» Task brief
Keep only the lines that hold the string "ylabel", filtering out the rest of the entries below.
========================================================================
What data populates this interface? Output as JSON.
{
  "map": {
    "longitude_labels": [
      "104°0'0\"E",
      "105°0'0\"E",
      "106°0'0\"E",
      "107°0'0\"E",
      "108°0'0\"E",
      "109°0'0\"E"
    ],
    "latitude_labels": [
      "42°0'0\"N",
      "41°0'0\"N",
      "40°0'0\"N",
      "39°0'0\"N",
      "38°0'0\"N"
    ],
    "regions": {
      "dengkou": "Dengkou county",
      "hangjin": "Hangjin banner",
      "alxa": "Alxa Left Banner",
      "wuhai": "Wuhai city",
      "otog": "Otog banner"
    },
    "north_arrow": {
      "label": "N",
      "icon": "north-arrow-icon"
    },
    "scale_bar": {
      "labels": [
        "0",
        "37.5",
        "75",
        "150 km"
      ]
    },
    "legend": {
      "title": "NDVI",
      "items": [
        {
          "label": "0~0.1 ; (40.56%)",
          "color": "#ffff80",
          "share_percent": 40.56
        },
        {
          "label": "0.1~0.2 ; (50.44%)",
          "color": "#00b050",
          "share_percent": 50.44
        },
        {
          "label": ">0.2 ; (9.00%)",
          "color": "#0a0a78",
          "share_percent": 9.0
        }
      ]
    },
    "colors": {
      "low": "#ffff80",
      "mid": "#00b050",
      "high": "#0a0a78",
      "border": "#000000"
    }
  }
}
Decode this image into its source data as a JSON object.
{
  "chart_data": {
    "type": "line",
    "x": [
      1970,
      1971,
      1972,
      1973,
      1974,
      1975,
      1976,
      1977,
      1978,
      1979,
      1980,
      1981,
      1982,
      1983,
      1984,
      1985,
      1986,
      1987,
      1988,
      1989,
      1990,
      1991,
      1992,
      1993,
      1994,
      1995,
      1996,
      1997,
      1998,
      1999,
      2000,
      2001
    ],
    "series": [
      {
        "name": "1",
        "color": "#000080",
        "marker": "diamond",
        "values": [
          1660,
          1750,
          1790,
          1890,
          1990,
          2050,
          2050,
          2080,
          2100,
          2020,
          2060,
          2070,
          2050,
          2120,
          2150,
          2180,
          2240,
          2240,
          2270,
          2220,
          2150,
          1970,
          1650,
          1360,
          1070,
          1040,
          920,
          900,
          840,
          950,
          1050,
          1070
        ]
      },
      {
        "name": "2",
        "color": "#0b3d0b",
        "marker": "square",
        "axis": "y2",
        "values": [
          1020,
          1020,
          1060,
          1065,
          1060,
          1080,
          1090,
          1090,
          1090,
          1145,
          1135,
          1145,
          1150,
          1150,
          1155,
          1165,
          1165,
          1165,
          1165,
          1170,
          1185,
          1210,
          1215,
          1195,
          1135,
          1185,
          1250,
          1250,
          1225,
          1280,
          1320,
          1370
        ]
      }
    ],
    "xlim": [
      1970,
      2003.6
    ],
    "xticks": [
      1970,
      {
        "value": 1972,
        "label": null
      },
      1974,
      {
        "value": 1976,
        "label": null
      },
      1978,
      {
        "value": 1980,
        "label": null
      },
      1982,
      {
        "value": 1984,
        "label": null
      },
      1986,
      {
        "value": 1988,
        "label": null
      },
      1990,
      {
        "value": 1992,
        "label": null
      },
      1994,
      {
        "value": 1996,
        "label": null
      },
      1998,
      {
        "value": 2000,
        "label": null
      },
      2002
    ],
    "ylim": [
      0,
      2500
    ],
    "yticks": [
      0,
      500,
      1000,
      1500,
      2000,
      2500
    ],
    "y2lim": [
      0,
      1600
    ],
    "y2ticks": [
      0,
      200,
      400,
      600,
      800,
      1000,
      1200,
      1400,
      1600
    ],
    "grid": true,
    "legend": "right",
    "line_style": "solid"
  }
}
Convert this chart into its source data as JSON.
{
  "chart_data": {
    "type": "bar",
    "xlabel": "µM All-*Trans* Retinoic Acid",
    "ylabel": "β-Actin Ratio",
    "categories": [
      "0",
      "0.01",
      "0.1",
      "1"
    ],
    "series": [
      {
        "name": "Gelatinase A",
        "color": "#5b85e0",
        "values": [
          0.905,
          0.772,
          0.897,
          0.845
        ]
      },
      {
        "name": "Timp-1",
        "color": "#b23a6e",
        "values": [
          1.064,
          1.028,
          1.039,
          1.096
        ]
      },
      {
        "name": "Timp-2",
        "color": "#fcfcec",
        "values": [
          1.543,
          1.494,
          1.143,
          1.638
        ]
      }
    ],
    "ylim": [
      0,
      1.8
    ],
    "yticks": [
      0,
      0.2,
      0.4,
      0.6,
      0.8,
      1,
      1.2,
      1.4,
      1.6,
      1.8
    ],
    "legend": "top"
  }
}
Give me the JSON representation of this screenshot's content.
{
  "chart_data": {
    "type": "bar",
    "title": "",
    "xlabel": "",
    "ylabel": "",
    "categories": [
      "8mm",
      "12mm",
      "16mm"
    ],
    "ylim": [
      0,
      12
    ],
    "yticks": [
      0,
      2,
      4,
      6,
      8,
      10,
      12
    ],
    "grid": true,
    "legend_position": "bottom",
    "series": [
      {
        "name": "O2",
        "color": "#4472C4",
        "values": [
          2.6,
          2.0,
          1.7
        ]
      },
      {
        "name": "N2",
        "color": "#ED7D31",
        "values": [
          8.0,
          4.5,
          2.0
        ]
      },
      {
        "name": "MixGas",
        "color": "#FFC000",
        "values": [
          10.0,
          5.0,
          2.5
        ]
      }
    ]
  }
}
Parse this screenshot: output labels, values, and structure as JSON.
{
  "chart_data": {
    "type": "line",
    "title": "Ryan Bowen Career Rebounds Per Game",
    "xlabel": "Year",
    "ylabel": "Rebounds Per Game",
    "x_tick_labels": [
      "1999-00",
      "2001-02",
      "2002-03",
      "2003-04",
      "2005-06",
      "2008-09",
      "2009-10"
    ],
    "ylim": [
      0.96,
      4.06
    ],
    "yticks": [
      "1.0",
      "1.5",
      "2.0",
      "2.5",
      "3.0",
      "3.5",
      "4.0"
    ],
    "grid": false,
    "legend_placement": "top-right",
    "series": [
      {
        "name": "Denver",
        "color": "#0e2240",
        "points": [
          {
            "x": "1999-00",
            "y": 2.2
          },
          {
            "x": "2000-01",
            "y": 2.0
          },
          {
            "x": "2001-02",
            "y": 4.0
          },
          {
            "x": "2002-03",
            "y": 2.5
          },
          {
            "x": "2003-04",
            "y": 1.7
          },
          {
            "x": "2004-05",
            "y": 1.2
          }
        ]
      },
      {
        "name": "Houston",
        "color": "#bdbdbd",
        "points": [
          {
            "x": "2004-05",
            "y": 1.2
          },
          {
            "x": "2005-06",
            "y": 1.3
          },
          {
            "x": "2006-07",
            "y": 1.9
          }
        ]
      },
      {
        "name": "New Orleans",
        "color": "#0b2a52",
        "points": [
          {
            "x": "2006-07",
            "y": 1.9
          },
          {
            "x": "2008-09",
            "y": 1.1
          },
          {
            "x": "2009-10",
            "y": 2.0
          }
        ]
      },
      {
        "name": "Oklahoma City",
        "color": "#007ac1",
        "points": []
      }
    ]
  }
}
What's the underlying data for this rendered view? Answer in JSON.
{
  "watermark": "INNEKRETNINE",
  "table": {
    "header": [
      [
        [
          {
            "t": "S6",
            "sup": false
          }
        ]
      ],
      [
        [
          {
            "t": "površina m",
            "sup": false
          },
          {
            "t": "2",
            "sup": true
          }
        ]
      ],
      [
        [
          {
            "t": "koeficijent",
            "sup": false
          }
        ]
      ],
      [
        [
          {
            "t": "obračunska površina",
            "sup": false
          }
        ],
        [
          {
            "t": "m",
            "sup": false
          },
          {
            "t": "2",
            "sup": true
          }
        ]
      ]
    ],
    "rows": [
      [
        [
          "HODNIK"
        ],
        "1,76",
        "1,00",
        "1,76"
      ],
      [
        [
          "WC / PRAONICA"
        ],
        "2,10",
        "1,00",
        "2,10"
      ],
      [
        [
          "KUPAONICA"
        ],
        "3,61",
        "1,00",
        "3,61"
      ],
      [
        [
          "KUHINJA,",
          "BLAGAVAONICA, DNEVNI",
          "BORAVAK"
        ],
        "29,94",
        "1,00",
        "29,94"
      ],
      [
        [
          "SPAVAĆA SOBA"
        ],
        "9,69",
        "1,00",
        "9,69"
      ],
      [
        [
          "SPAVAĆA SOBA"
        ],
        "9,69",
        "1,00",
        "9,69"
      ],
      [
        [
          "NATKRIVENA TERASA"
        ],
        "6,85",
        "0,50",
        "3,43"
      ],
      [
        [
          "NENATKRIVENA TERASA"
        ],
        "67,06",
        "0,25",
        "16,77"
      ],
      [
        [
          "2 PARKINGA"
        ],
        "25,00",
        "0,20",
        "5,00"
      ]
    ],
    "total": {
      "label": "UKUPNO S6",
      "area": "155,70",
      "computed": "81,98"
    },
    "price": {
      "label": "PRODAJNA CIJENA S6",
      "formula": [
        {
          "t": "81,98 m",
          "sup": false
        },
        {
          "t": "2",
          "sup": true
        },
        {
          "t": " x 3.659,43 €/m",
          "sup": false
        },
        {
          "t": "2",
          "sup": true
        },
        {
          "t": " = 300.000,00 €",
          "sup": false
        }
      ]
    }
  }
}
========================================================================
» Response to the task
    "ylabel": "β-Actin Ratio",
    "ylabel": "",
    "ylabel": "Rebounds Per Game",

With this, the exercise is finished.